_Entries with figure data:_
##########

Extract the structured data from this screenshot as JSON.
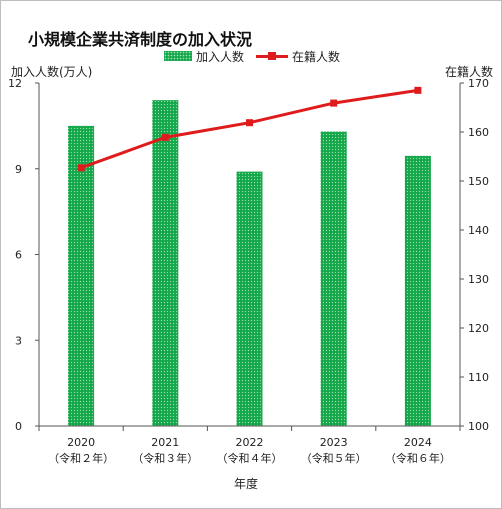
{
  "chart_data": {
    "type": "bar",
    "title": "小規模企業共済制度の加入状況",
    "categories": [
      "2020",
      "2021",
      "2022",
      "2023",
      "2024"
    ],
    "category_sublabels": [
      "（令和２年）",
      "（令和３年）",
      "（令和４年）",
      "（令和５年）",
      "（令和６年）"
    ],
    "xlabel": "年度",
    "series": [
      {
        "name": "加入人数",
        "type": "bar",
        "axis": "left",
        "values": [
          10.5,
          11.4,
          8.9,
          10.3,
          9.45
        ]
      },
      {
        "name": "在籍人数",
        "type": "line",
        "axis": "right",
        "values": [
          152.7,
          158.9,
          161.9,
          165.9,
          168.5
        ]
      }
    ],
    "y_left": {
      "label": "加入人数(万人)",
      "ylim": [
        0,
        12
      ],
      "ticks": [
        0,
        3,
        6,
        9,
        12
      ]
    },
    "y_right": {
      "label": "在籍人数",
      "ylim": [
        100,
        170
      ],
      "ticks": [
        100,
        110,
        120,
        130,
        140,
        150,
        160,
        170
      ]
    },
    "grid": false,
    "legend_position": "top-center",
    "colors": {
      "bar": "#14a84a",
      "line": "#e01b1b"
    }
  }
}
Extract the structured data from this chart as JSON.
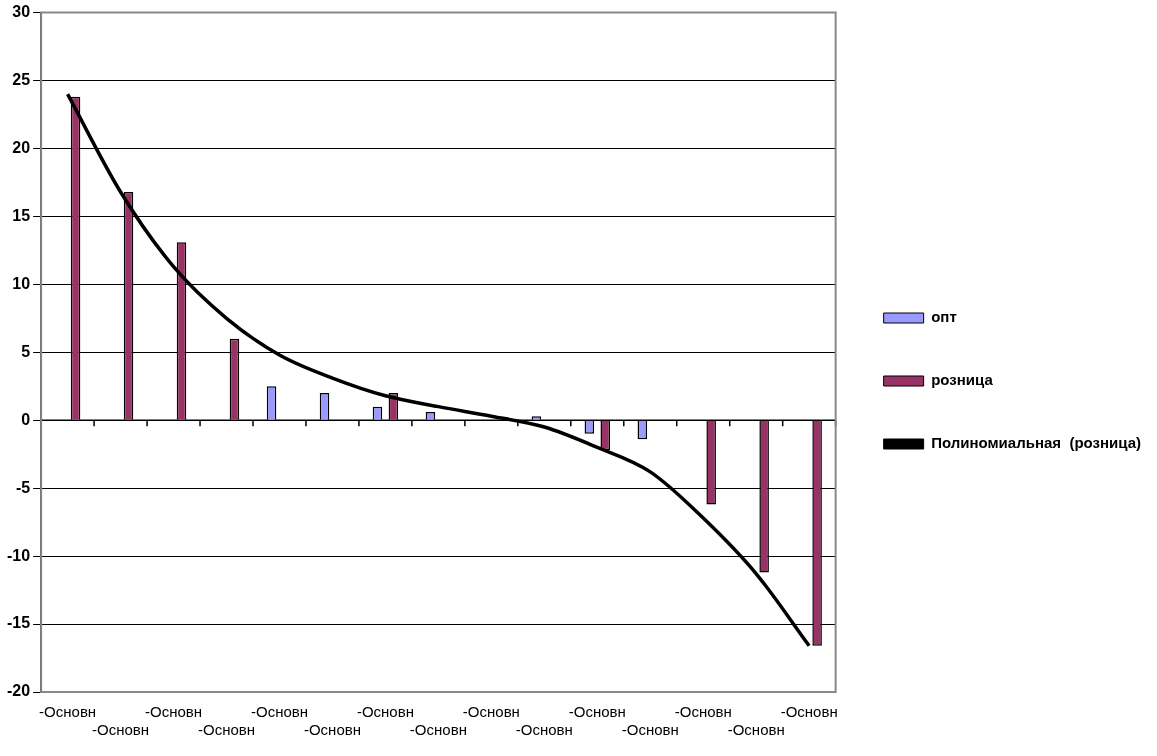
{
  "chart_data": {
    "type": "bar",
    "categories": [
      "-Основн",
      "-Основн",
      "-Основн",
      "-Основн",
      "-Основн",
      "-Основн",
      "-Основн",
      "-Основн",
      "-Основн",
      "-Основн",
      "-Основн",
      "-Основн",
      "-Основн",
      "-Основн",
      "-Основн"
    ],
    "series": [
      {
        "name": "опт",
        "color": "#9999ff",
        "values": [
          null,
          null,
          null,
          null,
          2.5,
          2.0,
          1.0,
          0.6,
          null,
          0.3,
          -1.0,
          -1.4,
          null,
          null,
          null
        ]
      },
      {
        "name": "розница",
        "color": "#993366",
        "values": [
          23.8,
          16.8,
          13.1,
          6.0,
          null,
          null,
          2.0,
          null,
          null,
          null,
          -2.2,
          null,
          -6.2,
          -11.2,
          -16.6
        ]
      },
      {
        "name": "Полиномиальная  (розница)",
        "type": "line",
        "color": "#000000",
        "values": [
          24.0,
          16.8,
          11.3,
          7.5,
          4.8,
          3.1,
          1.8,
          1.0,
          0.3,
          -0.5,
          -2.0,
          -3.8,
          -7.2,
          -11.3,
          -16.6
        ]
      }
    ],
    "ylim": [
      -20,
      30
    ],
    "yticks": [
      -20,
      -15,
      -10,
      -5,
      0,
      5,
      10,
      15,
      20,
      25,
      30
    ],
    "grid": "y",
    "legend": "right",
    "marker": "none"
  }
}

##########

_Your task:_
Quote the records above in full, dropping each picture.

_Solution below:_
Extract the structured data from this screenshot as JSON.
{
  "chart_data": {
    "type": "bar",
    "title": "小規模企業共済制度の加入状況",
    "categories": [
      "2020",
      "2021",
      "2022",
      "2023",
      "2024"
    ],
    "category_sublabels": [
      "（令和２年）",
      "（令和３年）",
      "（令和４年）",
      "（令和５年）",
      "（令和６年）"
    ],
    "xlabel": "年度",
    "series": [
      {
        "name": "加入人数",
        "type": "bar",
        "axis": "left",
        "values": [
          10.5,
          11.4,
          8.9,
          10.3,
          9.45
        ]
      },
      {
        "name": "在籍人数",
        "type": "line",
        "axis": "right",
        "values": [
          152.7,
          158.9,
          161.9,
          165.9,
          168.5
        ]
      }
    ],
    "y_left": {
      "label": "加入人数(万人)",
      "ylim": [
        0,
        12
      ],
      "ticks": [
        0,
        3,
        6,
        9,
        12
      ]
    },
    "y_right": {
      "label": "在籍人数",
      "ylim": [
        100,
        170
      ],
      "ticks": [
        100,
        110,
        120,
        130,
        140,
        150,
        160,
        170
      ]
    },
    "grid": false,
    "legend_position": "top-center",
    "colors": {
      "bar": "#14a84a",
      "line": "#e01b1b"
    }
  }
}
Extract the structured data from this chart as JSON.
{
  "chart_data": {
    "type": "bar",
    "categories": [
      "-Основн",
      "-Основн",
      "-Основн",
      "-Основн",
      "-Основн",
      "-Основн",
      "-Основн",
      "-Основн",
      "-Основн",
      "-Основн",
      "-Основн",
      "-Основн",
      "-Основн",
      "-Основн",
      "-Основн"
    ],
    "series": [
      {
        "name": "опт",
        "color": "#9999ff",
        "values": [
          null,
          null,
          null,
          null,
          2.5,
          2.0,
          1.0,
          0.6,
          null,
          0.3,
          -1.0,
          -1.4,
          null,
          null,
          null
        ]
      },
      {
        "name": "розница",
        "color": "#993366",
        "values": [
          23.8,
          16.8,
          13.1,
          6.0,
          null,
          null,
          2.0,
          null,
          null,
          null,
          -2.2,
          null,
          -6.2,
          -11.2,
          -16.6
        ]
      },
      {
        "name": "Полиномиальная  (розница)",
        "type": "line",
        "color": "#000000",
        "values": [
          24.0,
          16.8,
          11.3,
          7.5,
          4.8,
          3.1,
          1.8,
          1.0,
          0.3,
          -0.5,
          -2.0,
          -3.8,
          -7.2,
          -11.3,
          -16.6
        ]
      }
    ],
    "ylim": [
      -20,
      30
    ],
    "yticks": [
      -20,
      -15,
      -10,
      -5,
      0,
      5,
      10,
      15,
      20,
      25,
      30
    ],
    "grid": "y",
    "legend": "right",
    "marker": "none"
  }
}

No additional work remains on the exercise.